## TASK REQUIREMENTS:
Only the number is wanted: count the lines in the data with "that" in them.

## RECORDED DATA:
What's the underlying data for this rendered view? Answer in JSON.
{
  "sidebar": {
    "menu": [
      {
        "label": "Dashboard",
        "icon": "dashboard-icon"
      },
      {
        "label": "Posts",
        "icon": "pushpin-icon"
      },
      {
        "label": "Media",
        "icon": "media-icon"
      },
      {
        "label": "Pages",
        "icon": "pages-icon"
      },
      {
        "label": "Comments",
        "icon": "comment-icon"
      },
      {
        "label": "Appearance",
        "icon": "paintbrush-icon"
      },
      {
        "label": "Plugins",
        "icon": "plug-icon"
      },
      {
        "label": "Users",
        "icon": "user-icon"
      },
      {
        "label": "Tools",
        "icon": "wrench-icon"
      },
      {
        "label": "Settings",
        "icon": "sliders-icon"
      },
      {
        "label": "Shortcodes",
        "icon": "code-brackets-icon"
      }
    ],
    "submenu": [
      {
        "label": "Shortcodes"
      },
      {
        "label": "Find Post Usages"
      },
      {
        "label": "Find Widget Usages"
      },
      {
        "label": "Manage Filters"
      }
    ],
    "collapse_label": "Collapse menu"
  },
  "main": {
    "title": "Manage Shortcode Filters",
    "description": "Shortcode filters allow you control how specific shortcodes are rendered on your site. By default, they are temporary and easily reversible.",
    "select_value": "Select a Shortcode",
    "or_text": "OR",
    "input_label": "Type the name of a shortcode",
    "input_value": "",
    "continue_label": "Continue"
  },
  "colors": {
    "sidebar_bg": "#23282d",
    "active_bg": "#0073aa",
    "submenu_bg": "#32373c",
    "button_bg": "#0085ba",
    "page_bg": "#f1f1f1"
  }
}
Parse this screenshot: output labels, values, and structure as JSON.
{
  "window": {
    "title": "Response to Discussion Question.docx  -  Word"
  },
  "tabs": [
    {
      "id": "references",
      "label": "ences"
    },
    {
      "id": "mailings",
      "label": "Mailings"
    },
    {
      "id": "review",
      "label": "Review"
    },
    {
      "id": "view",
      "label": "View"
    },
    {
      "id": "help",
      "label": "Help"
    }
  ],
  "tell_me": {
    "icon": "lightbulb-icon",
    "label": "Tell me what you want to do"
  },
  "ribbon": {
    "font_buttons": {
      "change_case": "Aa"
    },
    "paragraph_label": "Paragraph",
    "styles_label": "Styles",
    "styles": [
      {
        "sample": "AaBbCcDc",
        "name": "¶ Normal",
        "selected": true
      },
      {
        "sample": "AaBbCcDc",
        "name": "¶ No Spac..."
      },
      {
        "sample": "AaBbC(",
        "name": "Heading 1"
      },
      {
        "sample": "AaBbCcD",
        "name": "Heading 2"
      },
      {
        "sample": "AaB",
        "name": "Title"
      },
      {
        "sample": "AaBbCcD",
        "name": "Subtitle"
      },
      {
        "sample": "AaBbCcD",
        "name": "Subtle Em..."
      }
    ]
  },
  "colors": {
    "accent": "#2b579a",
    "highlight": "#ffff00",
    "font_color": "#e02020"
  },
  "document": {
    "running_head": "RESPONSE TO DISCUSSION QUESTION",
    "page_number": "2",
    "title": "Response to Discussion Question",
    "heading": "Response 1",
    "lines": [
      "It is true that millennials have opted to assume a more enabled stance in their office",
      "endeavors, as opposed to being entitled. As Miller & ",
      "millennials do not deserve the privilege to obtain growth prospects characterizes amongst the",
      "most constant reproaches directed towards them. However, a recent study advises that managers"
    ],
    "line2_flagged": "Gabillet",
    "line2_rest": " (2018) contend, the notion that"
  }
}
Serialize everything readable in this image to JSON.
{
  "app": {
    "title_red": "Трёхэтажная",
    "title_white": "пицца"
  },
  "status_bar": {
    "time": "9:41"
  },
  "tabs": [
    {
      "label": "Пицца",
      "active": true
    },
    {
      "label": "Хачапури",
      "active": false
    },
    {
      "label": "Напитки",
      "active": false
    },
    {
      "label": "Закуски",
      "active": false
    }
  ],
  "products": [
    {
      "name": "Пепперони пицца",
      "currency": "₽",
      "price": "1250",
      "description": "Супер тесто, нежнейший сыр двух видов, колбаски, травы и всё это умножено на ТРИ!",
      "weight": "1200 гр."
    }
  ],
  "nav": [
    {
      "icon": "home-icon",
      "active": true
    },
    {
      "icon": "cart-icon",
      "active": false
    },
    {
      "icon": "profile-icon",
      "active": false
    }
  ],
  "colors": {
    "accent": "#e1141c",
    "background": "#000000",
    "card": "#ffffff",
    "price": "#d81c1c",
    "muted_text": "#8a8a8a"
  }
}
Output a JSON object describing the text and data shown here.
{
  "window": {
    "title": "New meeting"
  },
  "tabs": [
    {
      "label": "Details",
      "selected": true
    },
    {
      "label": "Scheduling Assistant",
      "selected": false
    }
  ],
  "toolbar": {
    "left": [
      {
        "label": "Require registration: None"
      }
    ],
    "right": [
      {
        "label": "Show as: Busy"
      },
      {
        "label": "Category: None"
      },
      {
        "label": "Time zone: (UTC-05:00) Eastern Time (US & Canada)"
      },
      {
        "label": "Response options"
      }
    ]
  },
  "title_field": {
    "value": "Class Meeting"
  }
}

## OUTPUT BELOW:
3